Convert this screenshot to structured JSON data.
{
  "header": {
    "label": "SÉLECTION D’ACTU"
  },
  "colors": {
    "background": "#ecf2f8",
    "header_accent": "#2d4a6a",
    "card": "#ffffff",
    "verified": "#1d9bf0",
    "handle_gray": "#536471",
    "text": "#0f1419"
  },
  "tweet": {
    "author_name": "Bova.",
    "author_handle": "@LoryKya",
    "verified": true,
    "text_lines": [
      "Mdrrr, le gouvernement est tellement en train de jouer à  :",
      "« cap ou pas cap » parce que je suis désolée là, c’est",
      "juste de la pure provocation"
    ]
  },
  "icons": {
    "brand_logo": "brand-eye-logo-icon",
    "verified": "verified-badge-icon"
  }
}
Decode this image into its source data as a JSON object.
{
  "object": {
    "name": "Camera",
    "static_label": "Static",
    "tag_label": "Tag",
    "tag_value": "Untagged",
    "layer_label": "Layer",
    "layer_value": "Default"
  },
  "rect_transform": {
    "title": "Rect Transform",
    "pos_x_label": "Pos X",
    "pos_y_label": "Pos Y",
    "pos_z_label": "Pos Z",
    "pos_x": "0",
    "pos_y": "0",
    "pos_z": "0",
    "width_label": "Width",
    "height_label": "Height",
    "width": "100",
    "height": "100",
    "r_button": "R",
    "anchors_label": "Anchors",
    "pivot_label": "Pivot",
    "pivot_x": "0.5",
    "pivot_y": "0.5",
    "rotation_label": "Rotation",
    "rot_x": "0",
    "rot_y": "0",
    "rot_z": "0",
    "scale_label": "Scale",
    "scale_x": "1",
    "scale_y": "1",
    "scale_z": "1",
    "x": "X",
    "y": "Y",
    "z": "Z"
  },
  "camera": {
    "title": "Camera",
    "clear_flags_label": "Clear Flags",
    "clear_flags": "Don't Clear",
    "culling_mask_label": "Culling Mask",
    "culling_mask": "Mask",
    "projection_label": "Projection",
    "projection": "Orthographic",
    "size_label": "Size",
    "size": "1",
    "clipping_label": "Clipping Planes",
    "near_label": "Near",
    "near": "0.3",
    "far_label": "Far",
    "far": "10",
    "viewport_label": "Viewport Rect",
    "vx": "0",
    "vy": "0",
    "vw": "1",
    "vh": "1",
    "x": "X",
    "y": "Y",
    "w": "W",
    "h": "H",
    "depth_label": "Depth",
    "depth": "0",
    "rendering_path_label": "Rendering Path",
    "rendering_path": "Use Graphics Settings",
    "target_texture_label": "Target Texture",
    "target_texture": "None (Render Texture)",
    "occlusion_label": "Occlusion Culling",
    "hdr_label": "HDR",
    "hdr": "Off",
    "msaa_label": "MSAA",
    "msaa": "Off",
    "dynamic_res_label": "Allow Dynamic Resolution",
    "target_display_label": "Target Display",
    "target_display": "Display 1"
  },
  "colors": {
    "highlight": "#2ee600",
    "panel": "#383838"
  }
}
◆ ◆ ◆
From the records above, extract every entry verbatim.

Convert this screenshot to structured JSON data.
{
  "header": {
    "label": "SÉLECTION D’ACTU"
  },
  "colors": {
    "background": "#ecf2f8",
    "header_accent": "#2d4a6a",
    "card": "#ffffff",
    "verified": "#1d9bf0",
    "handle_gray": "#536471",
    "text": "#0f1419"
  },
  "tweet": {
    "author_name": "Bova.",
    "author_handle": "@LoryKya",
    "verified": true,
    "text_lines": [
      "Mdrrr, le gouvernement est tellement en train de jouer à  :",
      "« cap ou pas cap » parce que je suis désolée là, c’est",
      "juste de la pure provocation"
    ]
  },
  "icons": {
    "brand_logo": "brand-eye-logo-icon",
    "verified": "verified-badge-icon"
  }
}
Decode this image into its source data as a JSON object.
{
  "object": {
    "name": "Camera",
    "static_label": "Static",
    "tag_label": "Tag",
    "tag_value": "Untagged",
    "layer_label": "Layer",
    "layer_value": "Default"
  },
  "rect_transform": {
    "title": "Rect Transform",
    "pos_x_label": "Pos X",
    "pos_y_label": "Pos Y",
    "pos_z_label": "Pos Z",
    "pos_x": "0",
    "pos_y": "0",
    "pos_z": "0",
    "width_label": "Width",
    "height_label": "Height",
    "width": "100",
    "height": "100",
    "r_button": "R",
    "anchors_label": "Anchors",
    "pivot_label": "Pivot",
    "pivot_x": "0.5",
    "pivot_y": "0.5",
    "rotation_label": "Rotation",
    "rot_x": "0",
    "rot_y": "0",
    "rot_z": "0",
    "scale_label": "Scale",
    "scale_x": "1",
    "scale_y": "1",
    "scale_z": "1",
    "x": "X",
    "y": "Y",
    "z": "Z"
  },
  "camera": {
    "title": "Camera",
    "clear_flags_label": "Clear Flags",
    "clear_flags": "Don't Clear",
    "culling_mask_label": "Culling Mask",
    "culling_mask": "Mask",
    "projection_label": "Projection",
    "projection": "Orthographic",
    "size_label": "Size",
    "size": "1",
    "clipping_label": "Clipping Planes",
    "near_label": "Near",
    "near": "0.3",
    "far_label": "Far",
    "far": "10",
    "viewport_label": "Viewport Rect",
    "vx": "0",
    "vy": "0",
    "vw": "1",
    "vh": "1",
    "x": "X",
    "y": "Y",
    "w": "W",
    "h": "H",
    "depth_label": "Depth",
    "depth": "0",
    "rendering_path_label": "Rendering Path",
    "rendering_path": "Use Graphics Settings",
    "target_texture_label": "Target Texture",
    "target_texture": "None (Render Texture)",
    "occlusion_label": "Occlusion Culling",
    "hdr_label": "HDR",
    "hdr": "Off",
    "msaa_label": "MSAA",
    "msaa": "Off",
    "dynamic_res_label": "Allow Dynamic Resolution",
    "target_display_label": "Target Display",
    "target_display": "Display 1"
  },
  "colors": {
    "highlight": "#2ee600",
    "panel": "#383838"
  }
}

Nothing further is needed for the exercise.